STATED TASK: Keep the pictures out and restate every record exactly.

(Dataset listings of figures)
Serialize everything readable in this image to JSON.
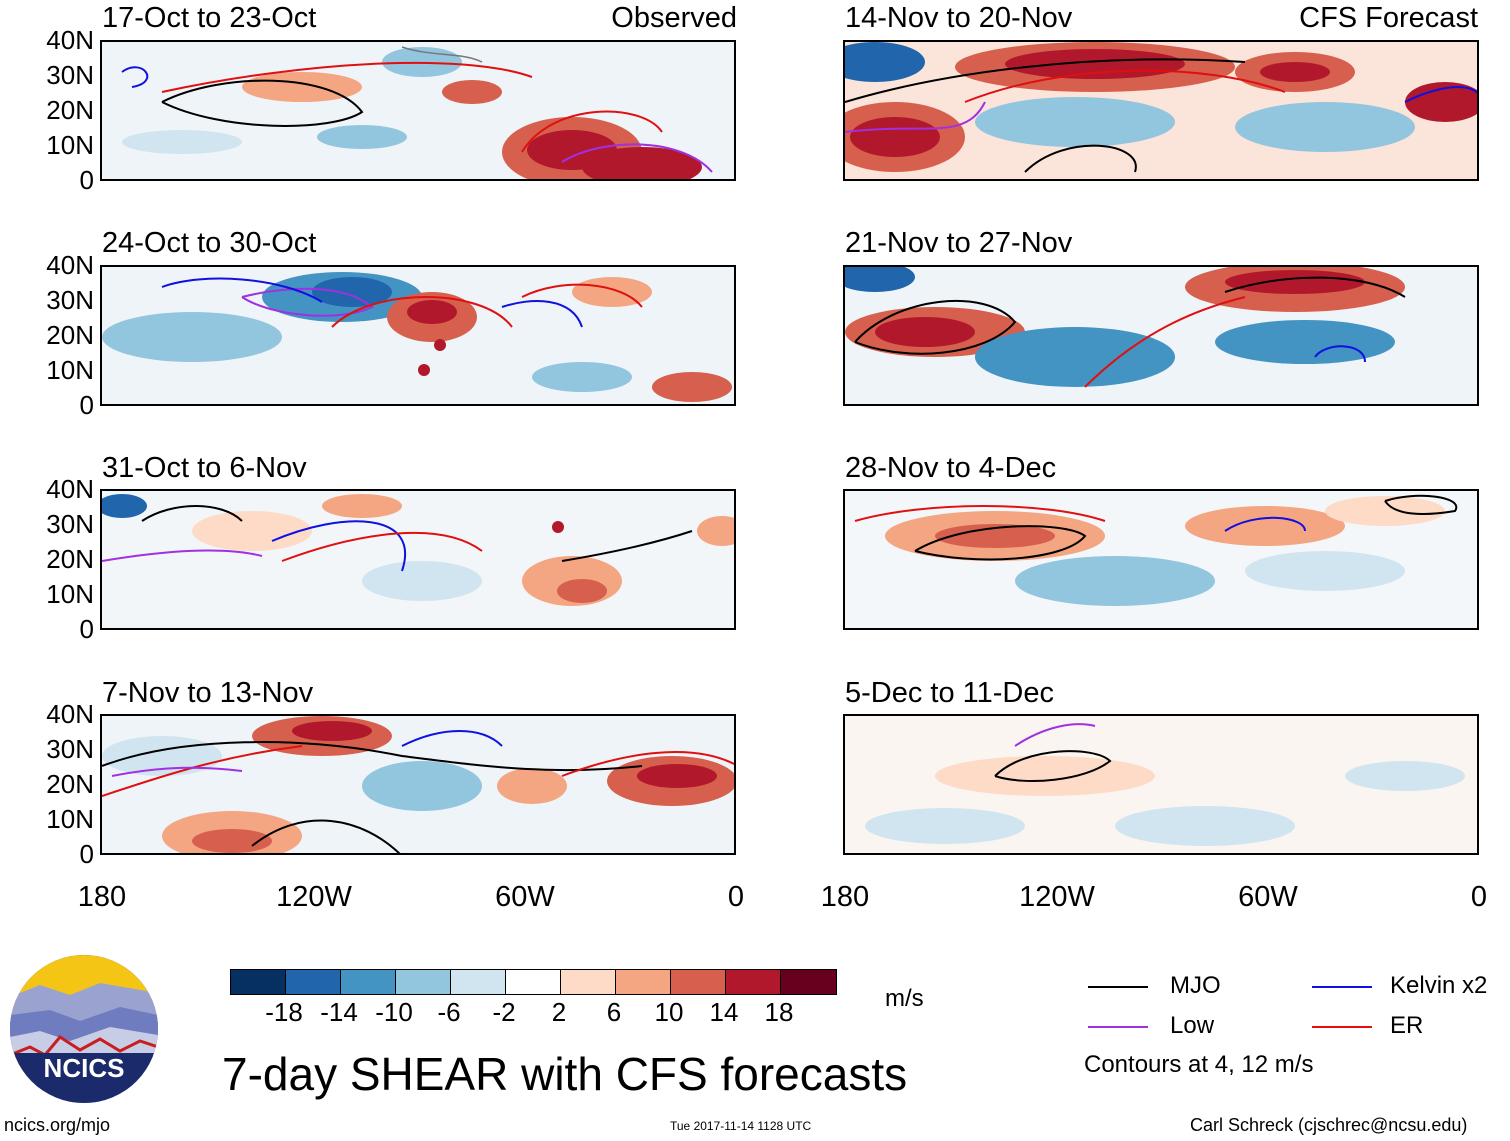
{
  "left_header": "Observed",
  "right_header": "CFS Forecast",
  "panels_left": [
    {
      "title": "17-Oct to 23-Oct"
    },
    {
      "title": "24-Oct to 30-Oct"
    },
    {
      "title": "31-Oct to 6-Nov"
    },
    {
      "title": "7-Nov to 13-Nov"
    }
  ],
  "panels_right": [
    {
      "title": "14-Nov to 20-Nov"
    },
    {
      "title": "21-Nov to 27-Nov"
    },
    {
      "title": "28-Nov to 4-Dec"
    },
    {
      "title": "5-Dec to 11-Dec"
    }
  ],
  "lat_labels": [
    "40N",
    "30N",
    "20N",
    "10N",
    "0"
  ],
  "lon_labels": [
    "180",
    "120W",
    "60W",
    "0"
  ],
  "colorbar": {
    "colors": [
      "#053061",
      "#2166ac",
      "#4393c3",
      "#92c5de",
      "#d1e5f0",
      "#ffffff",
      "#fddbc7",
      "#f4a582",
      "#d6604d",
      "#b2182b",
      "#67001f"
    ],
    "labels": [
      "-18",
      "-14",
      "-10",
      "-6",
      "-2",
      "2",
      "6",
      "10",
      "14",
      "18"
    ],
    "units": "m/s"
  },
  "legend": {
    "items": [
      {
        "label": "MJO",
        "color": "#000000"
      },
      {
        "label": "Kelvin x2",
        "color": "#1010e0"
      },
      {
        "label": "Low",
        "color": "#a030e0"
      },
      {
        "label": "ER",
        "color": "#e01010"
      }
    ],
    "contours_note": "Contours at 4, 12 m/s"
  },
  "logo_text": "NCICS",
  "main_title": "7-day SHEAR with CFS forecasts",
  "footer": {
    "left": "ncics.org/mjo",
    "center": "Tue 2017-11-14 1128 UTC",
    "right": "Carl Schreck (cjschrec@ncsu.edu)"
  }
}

CORRECT RESPONSE:
Serialize everything readable in this image to JSON.
{
  "left_header": "Observed",
  "right_header": "CFS Forecast",
  "panels_left": [
    {
      "title": "17-Oct to 23-Oct"
    },
    {
      "title": "24-Oct to 30-Oct"
    },
    {
      "title": "31-Oct to 6-Nov"
    },
    {
      "title": "7-Nov to 13-Nov"
    }
  ],
  "panels_right": [
    {
      "title": "14-Nov to 20-Nov"
    },
    {
      "title": "21-Nov to 27-Nov"
    },
    {
      "title": "28-Nov to 4-Dec"
    },
    {
      "title": "5-Dec to 11-Dec"
    }
  ],
  "lat_labels": [
    "40N",
    "30N",
    "20N",
    "10N",
    "0"
  ],
  "lon_labels": [
    "180",
    "120W",
    "60W",
    "0"
  ],
  "colorbar": {
    "colors": [
      "#053061",
      "#2166ac",
      "#4393c3",
      "#92c5de",
      "#d1e5f0",
      "#ffffff",
      "#fddbc7",
      "#f4a582",
      "#d6604d",
      "#b2182b",
      "#67001f"
    ],
    "labels": [
      "-18",
      "-14",
      "-10",
      "-6",
      "-2",
      "2",
      "6",
      "10",
      "14",
      "18"
    ],
    "units": "m/s"
  },
  "legend": {
    "items": [
      {
        "label": "MJO",
        "color": "#000000"
      },
      {
        "label": "Kelvin x2",
        "color": "#1010e0"
      },
      {
        "label": "Low",
        "color": "#a030e0"
      },
      {
        "label": "ER",
        "color": "#e01010"
      }
    ],
    "contours_note": "Contours at 4, 12 m/s"
  },
  "logo_text": "NCICS",
  "main_title": "7-day SHEAR with CFS forecasts",
  "footer": {
    "left": "ncics.org/mjo",
    "center": "Tue 2017-11-14 1128 UTC",
    "right": "Carl Schreck (cjschrec@ncsu.edu)"
  }
}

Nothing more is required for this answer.